--- START Supplied entries ---

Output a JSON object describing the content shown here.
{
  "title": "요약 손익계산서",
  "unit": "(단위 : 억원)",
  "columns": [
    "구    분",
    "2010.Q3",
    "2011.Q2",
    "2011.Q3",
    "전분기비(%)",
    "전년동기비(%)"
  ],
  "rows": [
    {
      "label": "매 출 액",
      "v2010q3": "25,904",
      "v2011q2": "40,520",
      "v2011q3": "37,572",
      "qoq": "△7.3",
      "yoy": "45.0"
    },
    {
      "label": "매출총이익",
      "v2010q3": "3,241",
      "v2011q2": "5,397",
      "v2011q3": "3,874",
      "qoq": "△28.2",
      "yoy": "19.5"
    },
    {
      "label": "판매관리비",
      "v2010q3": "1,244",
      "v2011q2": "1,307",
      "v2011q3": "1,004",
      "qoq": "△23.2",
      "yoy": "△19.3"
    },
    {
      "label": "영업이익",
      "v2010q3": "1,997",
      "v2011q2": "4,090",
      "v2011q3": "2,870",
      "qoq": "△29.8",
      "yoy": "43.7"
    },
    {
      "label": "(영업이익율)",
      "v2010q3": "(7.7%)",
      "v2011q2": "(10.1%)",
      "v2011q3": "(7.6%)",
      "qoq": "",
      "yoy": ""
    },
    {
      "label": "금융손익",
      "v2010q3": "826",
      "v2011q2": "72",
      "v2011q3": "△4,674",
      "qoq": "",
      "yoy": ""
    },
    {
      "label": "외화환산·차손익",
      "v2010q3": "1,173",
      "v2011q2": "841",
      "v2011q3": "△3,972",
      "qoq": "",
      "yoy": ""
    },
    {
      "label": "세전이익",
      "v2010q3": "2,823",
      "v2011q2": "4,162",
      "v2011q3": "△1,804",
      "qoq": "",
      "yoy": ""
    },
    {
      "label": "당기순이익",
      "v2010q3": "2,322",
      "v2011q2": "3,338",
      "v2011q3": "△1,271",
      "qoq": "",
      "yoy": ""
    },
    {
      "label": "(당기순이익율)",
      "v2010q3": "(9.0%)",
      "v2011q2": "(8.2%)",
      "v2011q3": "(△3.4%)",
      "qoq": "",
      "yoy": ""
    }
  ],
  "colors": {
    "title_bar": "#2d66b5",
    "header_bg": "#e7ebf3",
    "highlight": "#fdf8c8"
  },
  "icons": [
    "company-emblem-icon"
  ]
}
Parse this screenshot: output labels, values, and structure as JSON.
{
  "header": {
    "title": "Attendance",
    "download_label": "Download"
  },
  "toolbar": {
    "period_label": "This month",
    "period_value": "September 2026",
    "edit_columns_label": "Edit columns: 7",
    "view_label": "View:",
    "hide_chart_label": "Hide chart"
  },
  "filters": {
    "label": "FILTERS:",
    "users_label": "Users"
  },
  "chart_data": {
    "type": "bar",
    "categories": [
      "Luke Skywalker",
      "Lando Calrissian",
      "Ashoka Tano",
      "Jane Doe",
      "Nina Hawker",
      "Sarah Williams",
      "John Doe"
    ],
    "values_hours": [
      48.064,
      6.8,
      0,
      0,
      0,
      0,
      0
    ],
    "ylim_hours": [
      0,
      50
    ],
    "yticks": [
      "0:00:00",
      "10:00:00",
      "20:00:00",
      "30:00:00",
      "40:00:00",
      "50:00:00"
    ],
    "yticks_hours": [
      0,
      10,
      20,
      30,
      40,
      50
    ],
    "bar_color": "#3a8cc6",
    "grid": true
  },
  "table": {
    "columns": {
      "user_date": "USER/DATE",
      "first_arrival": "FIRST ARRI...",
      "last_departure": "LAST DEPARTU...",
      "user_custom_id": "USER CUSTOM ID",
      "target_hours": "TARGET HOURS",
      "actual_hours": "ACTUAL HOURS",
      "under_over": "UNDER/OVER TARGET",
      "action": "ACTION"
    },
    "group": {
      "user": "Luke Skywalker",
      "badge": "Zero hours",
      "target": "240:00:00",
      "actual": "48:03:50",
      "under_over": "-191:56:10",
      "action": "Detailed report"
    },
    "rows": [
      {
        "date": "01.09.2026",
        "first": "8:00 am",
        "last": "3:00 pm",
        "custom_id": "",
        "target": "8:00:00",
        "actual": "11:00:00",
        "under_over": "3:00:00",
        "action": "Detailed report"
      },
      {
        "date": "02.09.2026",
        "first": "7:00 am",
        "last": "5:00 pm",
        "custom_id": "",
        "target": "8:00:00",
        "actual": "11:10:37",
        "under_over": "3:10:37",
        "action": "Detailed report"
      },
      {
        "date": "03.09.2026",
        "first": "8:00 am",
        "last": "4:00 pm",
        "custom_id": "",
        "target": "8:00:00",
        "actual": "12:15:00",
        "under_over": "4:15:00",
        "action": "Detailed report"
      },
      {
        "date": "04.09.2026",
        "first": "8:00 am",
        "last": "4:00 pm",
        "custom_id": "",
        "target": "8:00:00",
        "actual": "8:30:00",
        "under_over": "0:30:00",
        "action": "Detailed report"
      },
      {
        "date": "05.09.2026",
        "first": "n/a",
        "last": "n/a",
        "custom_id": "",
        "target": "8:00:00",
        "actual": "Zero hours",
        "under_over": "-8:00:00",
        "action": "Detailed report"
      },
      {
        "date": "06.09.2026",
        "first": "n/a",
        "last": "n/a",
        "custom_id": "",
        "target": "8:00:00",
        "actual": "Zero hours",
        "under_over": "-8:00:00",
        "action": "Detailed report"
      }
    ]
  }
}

--- END Supplied entries ---
--- START Supplied entries ---

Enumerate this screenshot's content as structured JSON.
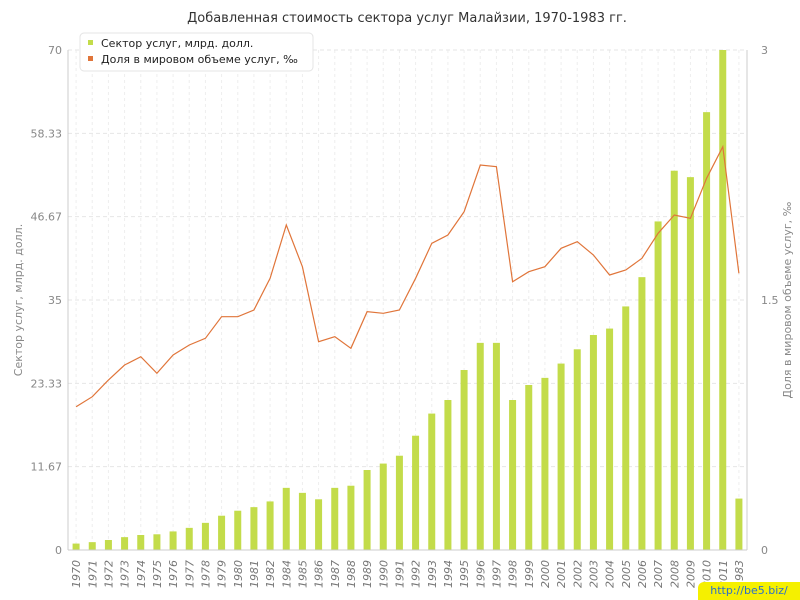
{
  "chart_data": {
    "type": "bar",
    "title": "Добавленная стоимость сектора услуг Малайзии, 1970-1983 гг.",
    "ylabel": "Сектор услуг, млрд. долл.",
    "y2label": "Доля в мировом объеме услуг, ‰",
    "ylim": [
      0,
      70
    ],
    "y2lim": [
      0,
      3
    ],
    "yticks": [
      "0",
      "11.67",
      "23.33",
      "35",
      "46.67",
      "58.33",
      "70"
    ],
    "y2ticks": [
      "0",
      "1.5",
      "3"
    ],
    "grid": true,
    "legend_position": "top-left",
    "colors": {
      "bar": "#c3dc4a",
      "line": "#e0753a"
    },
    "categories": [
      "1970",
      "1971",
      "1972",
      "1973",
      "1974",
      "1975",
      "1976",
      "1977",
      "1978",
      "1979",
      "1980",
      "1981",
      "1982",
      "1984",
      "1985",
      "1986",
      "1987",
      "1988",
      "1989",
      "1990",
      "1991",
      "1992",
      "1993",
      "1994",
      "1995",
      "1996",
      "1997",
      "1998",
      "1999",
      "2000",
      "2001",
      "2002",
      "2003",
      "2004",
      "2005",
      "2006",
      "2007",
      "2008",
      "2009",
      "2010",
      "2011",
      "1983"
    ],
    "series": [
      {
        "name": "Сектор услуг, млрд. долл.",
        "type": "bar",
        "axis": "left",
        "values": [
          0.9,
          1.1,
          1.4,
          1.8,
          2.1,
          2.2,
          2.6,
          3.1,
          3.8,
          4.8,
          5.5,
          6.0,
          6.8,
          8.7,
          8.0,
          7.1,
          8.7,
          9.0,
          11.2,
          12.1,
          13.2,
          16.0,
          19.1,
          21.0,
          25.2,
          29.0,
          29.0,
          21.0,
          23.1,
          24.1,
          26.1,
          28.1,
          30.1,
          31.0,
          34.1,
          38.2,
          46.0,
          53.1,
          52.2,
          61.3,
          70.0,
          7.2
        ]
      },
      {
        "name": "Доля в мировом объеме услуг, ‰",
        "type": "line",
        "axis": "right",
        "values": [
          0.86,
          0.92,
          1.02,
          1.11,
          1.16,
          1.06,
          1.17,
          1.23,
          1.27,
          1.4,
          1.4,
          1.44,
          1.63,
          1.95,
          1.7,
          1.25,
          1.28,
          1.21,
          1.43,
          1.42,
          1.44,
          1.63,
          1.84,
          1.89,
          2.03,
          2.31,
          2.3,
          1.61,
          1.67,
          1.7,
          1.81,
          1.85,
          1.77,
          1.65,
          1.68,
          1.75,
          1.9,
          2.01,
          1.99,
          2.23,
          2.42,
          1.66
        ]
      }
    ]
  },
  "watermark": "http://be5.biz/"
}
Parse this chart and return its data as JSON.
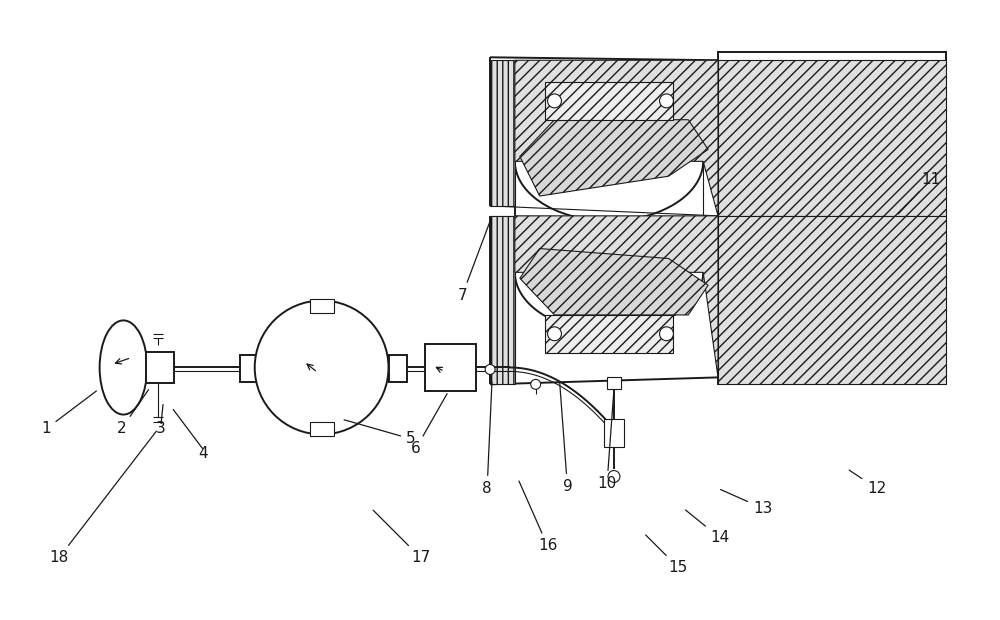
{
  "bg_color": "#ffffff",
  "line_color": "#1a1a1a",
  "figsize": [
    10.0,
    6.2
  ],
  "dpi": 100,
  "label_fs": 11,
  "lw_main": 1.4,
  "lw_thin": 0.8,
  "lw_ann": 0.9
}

--- END Supplied entries ---
--- START Supplied entries ---

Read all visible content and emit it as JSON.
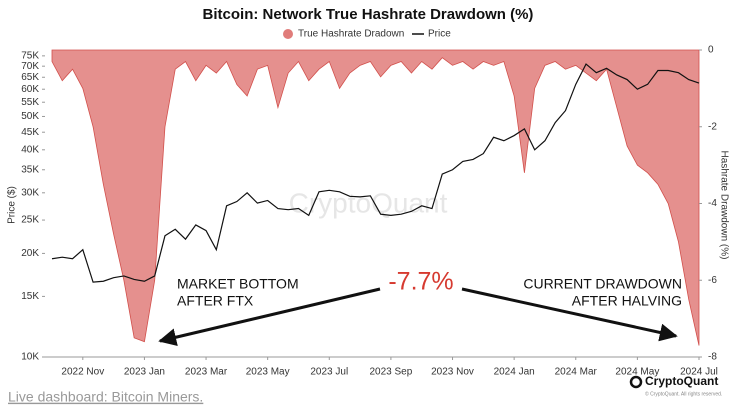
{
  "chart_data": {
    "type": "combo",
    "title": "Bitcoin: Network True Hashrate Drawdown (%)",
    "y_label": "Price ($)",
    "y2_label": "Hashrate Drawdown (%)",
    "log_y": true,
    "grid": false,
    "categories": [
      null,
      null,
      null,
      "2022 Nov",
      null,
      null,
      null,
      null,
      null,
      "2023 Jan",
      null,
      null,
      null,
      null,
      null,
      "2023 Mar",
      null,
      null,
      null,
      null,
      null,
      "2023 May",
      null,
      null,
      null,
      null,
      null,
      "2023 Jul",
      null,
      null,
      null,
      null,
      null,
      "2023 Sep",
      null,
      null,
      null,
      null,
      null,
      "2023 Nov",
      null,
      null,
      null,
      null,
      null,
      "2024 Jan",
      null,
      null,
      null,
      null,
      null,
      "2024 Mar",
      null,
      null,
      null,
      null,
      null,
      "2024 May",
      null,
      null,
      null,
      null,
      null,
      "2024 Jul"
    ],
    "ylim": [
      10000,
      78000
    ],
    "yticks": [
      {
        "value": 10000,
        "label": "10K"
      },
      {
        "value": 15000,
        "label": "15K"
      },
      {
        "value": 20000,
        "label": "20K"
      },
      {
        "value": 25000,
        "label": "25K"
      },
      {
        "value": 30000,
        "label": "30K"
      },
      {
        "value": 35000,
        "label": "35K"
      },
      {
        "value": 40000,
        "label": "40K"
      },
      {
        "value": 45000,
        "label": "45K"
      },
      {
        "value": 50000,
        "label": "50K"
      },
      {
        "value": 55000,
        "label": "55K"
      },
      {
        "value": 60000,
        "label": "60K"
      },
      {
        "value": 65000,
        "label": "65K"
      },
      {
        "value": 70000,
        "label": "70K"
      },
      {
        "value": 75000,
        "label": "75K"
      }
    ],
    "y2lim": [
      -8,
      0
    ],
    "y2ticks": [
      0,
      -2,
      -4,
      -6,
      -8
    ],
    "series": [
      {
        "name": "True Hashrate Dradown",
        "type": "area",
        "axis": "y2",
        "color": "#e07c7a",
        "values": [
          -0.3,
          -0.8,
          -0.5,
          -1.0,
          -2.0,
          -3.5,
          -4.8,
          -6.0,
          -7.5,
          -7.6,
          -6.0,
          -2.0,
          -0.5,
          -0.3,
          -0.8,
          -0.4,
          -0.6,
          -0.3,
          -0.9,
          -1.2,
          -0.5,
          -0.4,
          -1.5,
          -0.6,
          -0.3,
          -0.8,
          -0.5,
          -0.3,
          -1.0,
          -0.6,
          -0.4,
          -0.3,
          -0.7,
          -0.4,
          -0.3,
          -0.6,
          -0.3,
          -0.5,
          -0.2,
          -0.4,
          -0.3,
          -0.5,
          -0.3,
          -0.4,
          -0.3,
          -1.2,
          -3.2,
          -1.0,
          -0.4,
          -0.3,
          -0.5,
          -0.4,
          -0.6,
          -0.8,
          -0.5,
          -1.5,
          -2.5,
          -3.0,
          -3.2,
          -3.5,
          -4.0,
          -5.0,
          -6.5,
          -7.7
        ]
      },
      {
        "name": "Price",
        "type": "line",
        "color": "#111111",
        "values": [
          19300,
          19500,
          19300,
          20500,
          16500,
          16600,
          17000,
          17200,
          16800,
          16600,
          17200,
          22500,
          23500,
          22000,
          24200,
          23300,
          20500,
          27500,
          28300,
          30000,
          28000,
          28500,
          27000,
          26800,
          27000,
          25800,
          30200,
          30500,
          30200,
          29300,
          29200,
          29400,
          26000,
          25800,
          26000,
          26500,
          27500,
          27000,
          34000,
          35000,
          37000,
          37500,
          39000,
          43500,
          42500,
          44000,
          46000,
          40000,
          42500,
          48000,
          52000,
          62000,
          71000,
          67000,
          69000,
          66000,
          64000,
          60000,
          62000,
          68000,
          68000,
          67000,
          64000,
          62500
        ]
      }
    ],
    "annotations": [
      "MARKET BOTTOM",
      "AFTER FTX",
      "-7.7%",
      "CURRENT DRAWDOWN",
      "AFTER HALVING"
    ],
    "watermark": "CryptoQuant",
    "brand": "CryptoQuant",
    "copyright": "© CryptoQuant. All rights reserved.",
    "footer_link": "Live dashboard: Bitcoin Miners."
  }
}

--- END Supplied entries ---

In the data above, how many lines contain the string "Parse"? Answer with the number only.

2